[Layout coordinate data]
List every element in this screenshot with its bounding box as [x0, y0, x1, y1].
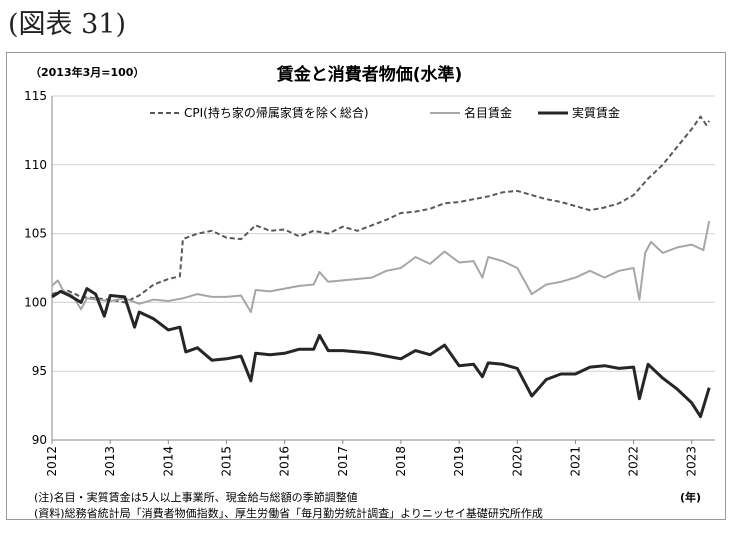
x-tick-label: 2014: [161, 446, 175, 477]
series-real-wage-line: [51, 287, 711, 419]
x-tick-label: 2022: [627, 446, 641, 477]
x-tick-label: 2017: [336, 446, 350, 477]
y-tick-label: 105: [24, 227, 47, 241]
x-tick-label: 2021: [568, 446, 582, 477]
y-tick-label: 115: [24, 89, 47, 103]
series-nominal-wage-line: [51, 221, 711, 313]
y-tick-label: 110: [24, 158, 47, 172]
y-tick-label: 95: [32, 364, 47, 378]
note-text: (注)名目・実質賃金は5人以上事業所、現金給与総額の季節調整値: [34, 491, 358, 504]
series-cpi-line: [51, 115, 711, 304]
x-axis-unit: (年): [680, 491, 702, 504]
x-tick-label: 2016: [278, 446, 292, 477]
figure-label: (図表 31): [8, 9, 127, 40]
base-note: （2013年3月=100）: [30, 66, 145, 79]
legend-real-wage-label: 実質賃金: [572, 105, 620, 120]
x-tick-label: 2019: [452, 446, 466, 477]
source-text: (資料)総務省統計局「消費者物価指数」、厚生労働省「毎月勤労統計調査」よりニッセ…: [34, 507, 543, 520]
x-tick-label: 2018: [394, 446, 408, 477]
x-tick-label: 2020: [510, 446, 524, 477]
x-tick-label: 2012: [45, 446, 59, 477]
legend-cpi-label: CPI(持ち家の帰属家賃を除く総合): [184, 105, 369, 120]
legend-nominal-wage-label: 名目賃金: [464, 105, 512, 120]
chart-frame: [6, 52, 726, 520]
x-tick-label: 2023: [685, 446, 699, 477]
y-tick-label: 90: [32, 433, 47, 447]
x-tick-label: 2015: [219, 446, 233, 477]
y-tick-label: 100: [24, 295, 47, 309]
chart-title: 賃金と消費者物価(水準): [276, 65, 463, 85]
x-tick-label: 2013: [103, 446, 117, 477]
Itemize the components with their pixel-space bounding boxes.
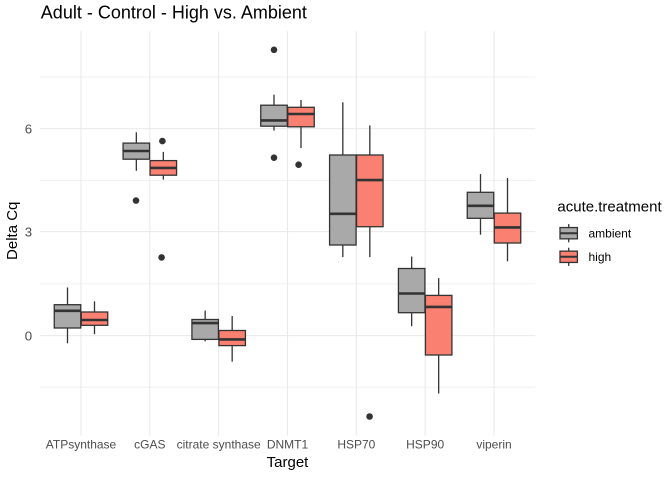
svg-text:viperin: viperin (476, 437, 511, 451)
svg-text:citrate synthase: citrate synthase (177, 437, 261, 451)
svg-text:DNMT1: DNMT1 (267, 437, 309, 451)
svg-text:0: 0 (25, 329, 32, 344)
svg-text:Delta Cq: Delta Cq (4, 202, 21, 260)
svg-text:3: 3 (25, 225, 32, 240)
svg-text:HSP90: HSP90 (406, 437, 444, 451)
svg-text:cGAS: cGAS (134, 437, 165, 451)
svg-text:ambient: ambient (589, 227, 632, 241)
svg-text:6: 6 (25, 122, 32, 137)
svg-text:acute.treatment: acute.treatment (557, 199, 662, 216)
svg-text:HSP70: HSP70 (337, 437, 375, 451)
svg-text:ATPsynthase: ATPsynthase (46, 437, 117, 451)
svg-text:Target: Target (267, 454, 310, 471)
svg-text:Adult - Control - High vs. Amb: Adult - Control - High vs. Ambient (41, 3, 307, 23)
svg-text:high: high (589, 250, 612, 264)
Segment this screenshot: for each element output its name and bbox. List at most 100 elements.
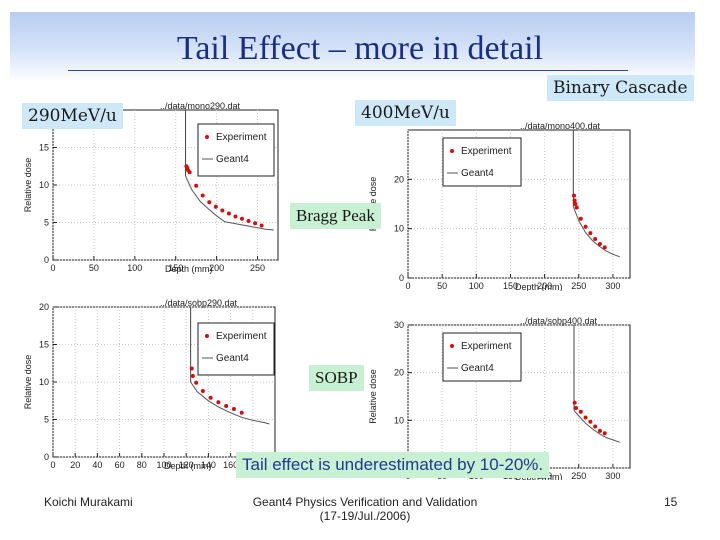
experiment-point bbox=[578, 216, 583, 221]
y-axis-label: Relative dose bbox=[368, 369, 378, 424]
x-tick-label: 40 bbox=[92, 460, 102, 470]
legend-box bbox=[442, 137, 522, 187]
x-tick-label: 80 bbox=[137, 460, 147, 470]
conclusion-banner: Tail effect is underestimated by 10-20%. bbox=[236, 452, 550, 478]
legend-box bbox=[197, 123, 275, 177]
legend-experiment-label: Experiment bbox=[216, 331, 267, 342]
y-tick-label: 10 bbox=[39, 377, 49, 387]
y-tick-label: 30 bbox=[394, 320, 404, 330]
y-tick-label: 10 bbox=[39, 180, 49, 190]
chart-title: ../data/sobp290.dat bbox=[160, 298, 238, 308]
legend-experiment-marker bbox=[205, 334, 209, 338]
x-axis-label: Depth (mm) bbox=[515, 282, 563, 291]
experiment-point bbox=[226, 211, 231, 216]
legend-geant4-label: Geant4 bbox=[461, 363, 494, 374]
experiment-point bbox=[194, 183, 199, 188]
experiment-point bbox=[240, 216, 244, 221]
experiment-point bbox=[231, 407, 236, 411]
x-tick-label: 100 bbox=[469, 281, 484, 291]
experiment-point bbox=[224, 404, 229, 408]
x-tick-label: 60 bbox=[115, 460, 125, 470]
energy-400-label: 400MeV/u bbox=[355, 100, 456, 126]
experiment-point bbox=[213, 204, 218, 209]
y-tick-label: 15 bbox=[39, 143, 49, 153]
x-tick-label: 100 bbox=[156, 460, 171, 470]
x-axis-label: Depth (mm) bbox=[165, 264, 213, 274]
chart-title: ../data/mono400.dat bbox=[520, 121, 601, 131]
y-tick-label: 10 bbox=[394, 224, 404, 234]
x-tick-label: 300 bbox=[605, 471, 620, 480]
x-tick-label: 150 bbox=[503, 281, 518, 291]
x-tick-label: 20 bbox=[70, 460, 80, 470]
y-tick-label: 20 bbox=[394, 174, 404, 184]
experiment-point bbox=[246, 219, 251, 223]
legend-experiment-label: Experiment bbox=[461, 341, 512, 352]
x-tick-label: 0 bbox=[405, 281, 410, 291]
x-tick-label: 200 bbox=[537, 281, 552, 291]
x-axis-label: Depth (mm) bbox=[164, 461, 212, 471]
x-tick-label: 100 bbox=[127, 263, 142, 273]
y-tick-label: 20 bbox=[39, 302, 49, 312]
experiment-point bbox=[200, 193, 205, 198]
x-tick-label: 250 bbox=[250, 263, 265, 273]
legend-experiment-marker bbox=[450, 344, 454, 348]
geant4-series-line bbox=[572, 206, 620, 258]
footer-author: Koichi Murakami bbox=[44, 495, 133, 509]
experiment-point bbox=[572, 198, 577, 203]
legend-geant4-label: Geant4 bbox=[216, 353, 249, 364]
experiment-point bbox=[574, 405, 579, 410]
x-tick-label: 300 bbox=[605, 281, 620, 291]
x-tick-label: 250 bbox=[571, 471, 586, 480]
experiment-point bbox=[208, 395, 213, 400]
experiment-point bbox=[253, 221, 258, 226]
x-tick-label: 120 bbox=[179, 460, 194, 470]
legend-box bbox=[197, 322, 275, 376]
x-tick-label: 160 bbox=[223, 460, 238, 470]
experiment-point bbox=[573, 202, 578, 206]
experiment-point bbox=[571, 193, 576, 198]
y-tick-label: 5 bbox=[44, 415, 49, 425]
legend-geant4-label: Geant4 bbox=[216, 154, 249, 165]
y-tick-label: 0 bbox=[399, 273, 404, 283]
experiment-point bbox=[583, 224, 588, 229]
geant4-series-line bbox=[190, 381, 270, 425]
experiment-point bbox=[220, 208, 225, 213]
chart-title: ../data/mono290.dat bbox=[160, 101, 241, 111]
x-tick-label: 50 bbox=[437, 281, 447, 291]
experiment-point bbox=[190, 374, 195, 378]
footer-event-line-1: Geant4 Physics Verification and Validati… bbox=[252, 495, 478, 509]
experiment-point bbox=[207, 200, 212, 205]
legend-experiment-marker bbox=[205, 135, 209, 139]
experiment-point bbox=[578, 409, 583, 414]
x-tick-label: 0 bbox=[50, 460, 55, 470]
y-tick-label: 0 bbox=[44, 452, 49, 462]
energy-290-label: 290MeV/u bbox=[22, 103, 123, 129]
chart-mono290: 0 50 100 150 200 250 0 5 10 15 Depth (mm) Relative … bbox=[23, 101, 279, 274]
experiment-point bbox=[588, 419, 593, 424]
geant4-series-line bbox=[185, 175, 274, 231]
experiment-point bbox=[597, 428, 602, 433]
chart-title: ../data/sobp400.dat bbox=[520, 316, 598, 326]
experiment-point bbox=[216, 400, 221, 405]
x-tick-label: 150 bbox=[168, 263, 183, 273]
experiment-point bbox=[602, 431, 607, 436]
experiment-point bbox=[233, 214, 238, 219]
x-tick-label: 0 bbox=[50, 263, 55, 273]
footer-event-line-2: (17-19/Jul./2006) bbox=[319, 509, 411, 523]
legend-geant4-label: Geant4 bbox=[461, 168, 494, 179]
binary-cascade-label: Binary Cascade bbox=[547, 75, 694, 101]
x-tick-label: 200 bbox=[209, 263, 224, 273]
experiment-point bbox=[602, 245, 607, 250]
experiment-point bbox=[189, 366, 194, 371]
y-tick-label: 15 bbox=[39, 340, 49, 350]
experiment-point bbox=[583, 415, 588, 420]
x-tick-label: 50 bbox=[89, 263, 99, 273]
experiment-point bbox=[588, 231, 593, 236]
footer-event: Geant4 Physics Verification and Validati… bbox=[240, 495, 490, 523]
y-tick-label: 20 bbox=[394, 368, 404, 378]
page-number: 15 bbox=[664, 495, 678, 509]
experiment-point bbox=[239, 410, 244, 415]
y-tick-label: 0 bbox=[44, 255, 49, 265]
y-tick-label: 5 bbox=[44, 218, 49, 228]
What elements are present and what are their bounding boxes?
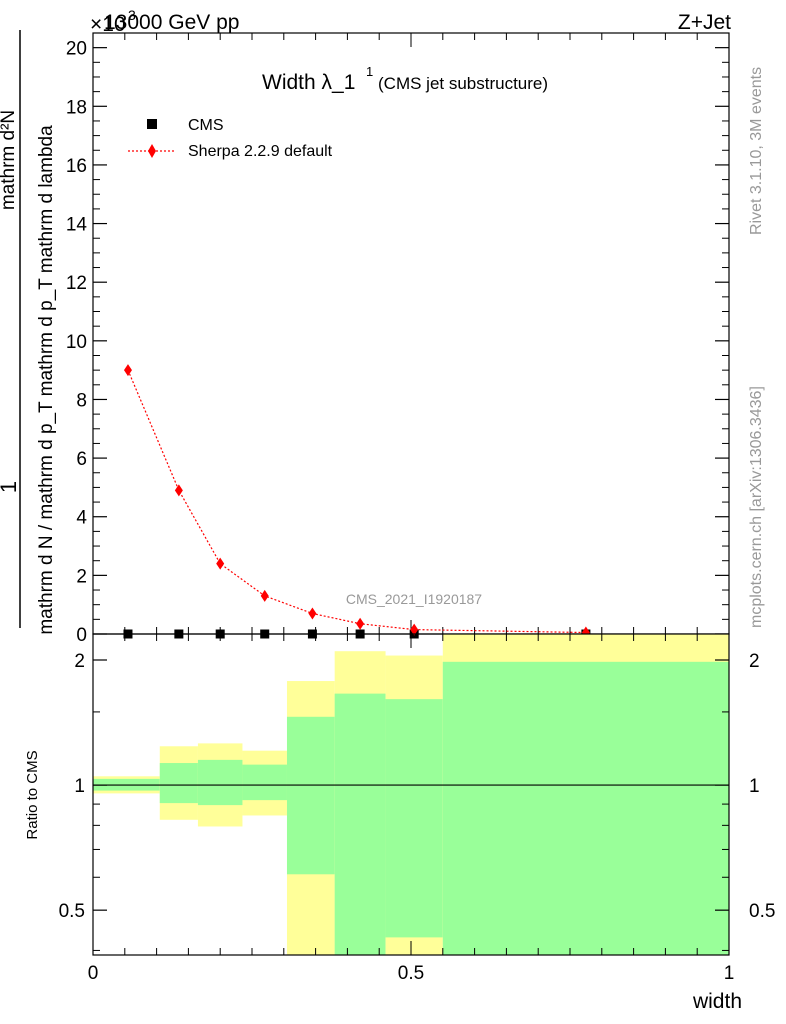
process-label: Z+Jet — [678, 11, 731, 34]
ratio-green-band — [385, 699, 443, 938]
ratio-bands — [93, 634, 729, 955]
legend: CMS Sherpa 2.2.9 default — [128, 117, 333, 160]
main-y-tick-label: 18 — [66, 97, 87, 118]
main-y-tick-label: 20 — [66, 39, 87, 60]
ratio-panel: 0.5 0.51 12 2 0 0.5 1 Ratio to CMS width — [24, 633, 775, 1013]
title-main: Width λ_1 — [262, 71, 355, 94]
y-label-top: mathrm d²N — [0, 110, 19, 210]
x-axis-label: width — [692, 990, 742, 1013]
ratio-y-tick-label: 2 — [74, 651, 85, 672]
exponent-label: ×10 — [90, 13, 126, 36]
ratio-green-band — [242, 764, 287, 801]
main-y-tick-label: 6 — [76, 449, 87, 470]
legend-cms-marker — [147, 119, 157, 129]
main-panel: 0 2 4 6 8 10 12 14 16 18 20 CMS_2021_I1920187 Widt… — [66, 32, 730, 646]
rivet-label: Rivet 3.1.10, 3M events — [748, 67, 765, 235]
x-tick-label: 0.5 — [398, 963, 424, 984]
ratio-green-band — [159, 763, 198, 804]
ratio-y-tick-label-right: 1 — [749, 776, 760, 797]
title-superscript: 1 — [366, 64, 373, 79]
sherpa-point — [410, 623, 419, 636]
main-y-ticks: 0 2 4 6 8 10 12 14 16 18 20 — [66, 39, 729, 646]
sherpa-point — [123, 364, 132, 377]
ratio-y-tick-label: 0.5 — [59, 901, 85, 922]
ratio-green-band — [286, 716, 335, 875]
legend-sherpa-marker — [148, 144, 156, 158]
y-label-numerator: 1 — [0, 481, 21, 493]
ratio-y-tick-label: 1 — [74, 776, 85, 797]
exponent-power: 3 — [128, 7, 136, 23]
main-y-tick-label: 10 — [66, 332, 87, 353]
ratio-green-band — [334, 693, 386, 955]
analysis-watermark: CMS_2021_I1920187 — [346, 591, 482, 607]
sherpa-point — [260, 589, 269, 602]
main-y-tick-label: 12 — [66, 273, 87, 294]
x-tick-label: 1 — [724, 963, 735, 984]
ratio-y-tick-label-right: 2 — [749, 651, 760, 672]
title-suffix: (CMS jet substructure) — [378, 74, 548, 93]
legend-cms-label: CMS — [188, 117, 224, 134]
sherpa-point — [216, 557, 225, 570]
main-y-tick-label: 0 — [76, 625, 87, 646]
ratio-green-band — [197, 759, 243, 806]
ratio-y-label: Ratio to CMS — [24, 750, 41, 839]
main-y-tick-label: 2 — [76, 566, 87, 587]
ratio-green-band — [442, 661, 729, 955]
sherpa-point — [308, 607, 317, 620]
ratio-y-tick-label-right: 0.5 — [749, 901, 775, 922]
sherpa-point — [356, 617, 365, 630]
main-y-tick-label: 16 — [66, 156, 87, 177]
main-y-tick-label: 14 — [66, 215, 88, 236]
x-tick-label: 0 — [88, 963, 99, 984]
main-y-tick-label: 8 — [76, 390, 87, 411]
legend-sherpa-label: Sherpa 2.2.9 default — [188, 143, 333, 160]
mcplots-label: mcplots.cern.ch [arXiv:1306.3436] — [748, 386, 765, 628]
sherpa-point — [174, 484, 183, 497]
ratio-y-ticks: 0.5 0.5 1 1 2 2 — [59, 651, 775, 951]
beam-label: 13000 GeV pp — [104, 11, 239, 34]
sherpa-line — [127, 369, 586, 634]
main-y-axis-label: 1 mathrm d N / mathrm d p_T mathrm d p_T… — [0, 30, 57, 635]
ratio-x-ticks: 0 0.5 1 — [88, 634, 735, 984]
main-y-tick-label: 4 — [76, 508, 87, 529]
plot-title: Width λ_1 1 (CMS jet substructure) — [262, 64, 548, 94]
y-label-denominator: mathrm d N / mathrm d p_T mathrm d p_T m… — [36, 125, 57, 635]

> [What to do]: Copy the items verbatim, starting with the line that contains "process-label: Z+Jet — [678, 11, 731, 34]" and ending with the line that contains "y-label-numerator: 1 — [0, 481, 21, 493]", including both of those lines.

> [Reply to the task]:
process-label: Z+Jet — [678, 11, 731, 34]
ratio-green-band — [385, 699, 443, 938]
ratio-bands — [93, 634, 729, 955]
legend: CMS Sherpa 2.2.9 default — [128, 117, 333, 160]
main-y-tick-label: 18 — [66, 97, 87, 118]
main-y-tick-label: 20 — [66, 39, 87, 60]
ratio-panel: 0.5 0.51 12 2 0 0.5 1 Ratio to CMS width — [24, 633, 775, 1013]
title-main: Width λ_1 — [262, 71, 355, 94]
y-label-top: mathrm d²N — [0, 110, 19, 210]
x-axis-label: width — [692, 990, 742, 1013]
ratio-y-tick-label: 2 — [74, 651, 85, 672]
exponent-label: ×10 — [90, 13, 126, 36]
ratio-green-band — [242, 764, 287, 801]
main-y-tick-label: 6 — [76, 449, 87, 470]
legend-cms-marker — [147, 119, 157, 129]
main-panel: 0 2 4 6 8 10 12 14 16 18 20 CMS_2021_I1920187 Widt… — [66, 32, 730, 646]
rivet-label: Rivet 3.1.10, 3M events — [748, 67, 765, 235]
x-tick-label: 0.5 — [398, 963, 424, 984]
ratio-green-band — [159, 763, 198, 804]
ratio-y-tick-label-right: 1 — [749, 776, 760, 797]
title-superscript: 1 — [366, 64, 373, 79]
sherpa-point — [410, 623, 419, 636]
main-y-ticks: 0 2 4 6 8 10 12 14 16 18 20 — [66, 39, 729, 646]
sherpa-point — [123, 364, 132, 377]
ratio-y-tick-label: 0.5 — [59, 901, 85, 922]
ratio-green-band — [286, 716, 335, 875]
legend-sherpa-marker — [148, 144, 156, 158]
y-label-numerator: 1 — [0, 481, 21, 493]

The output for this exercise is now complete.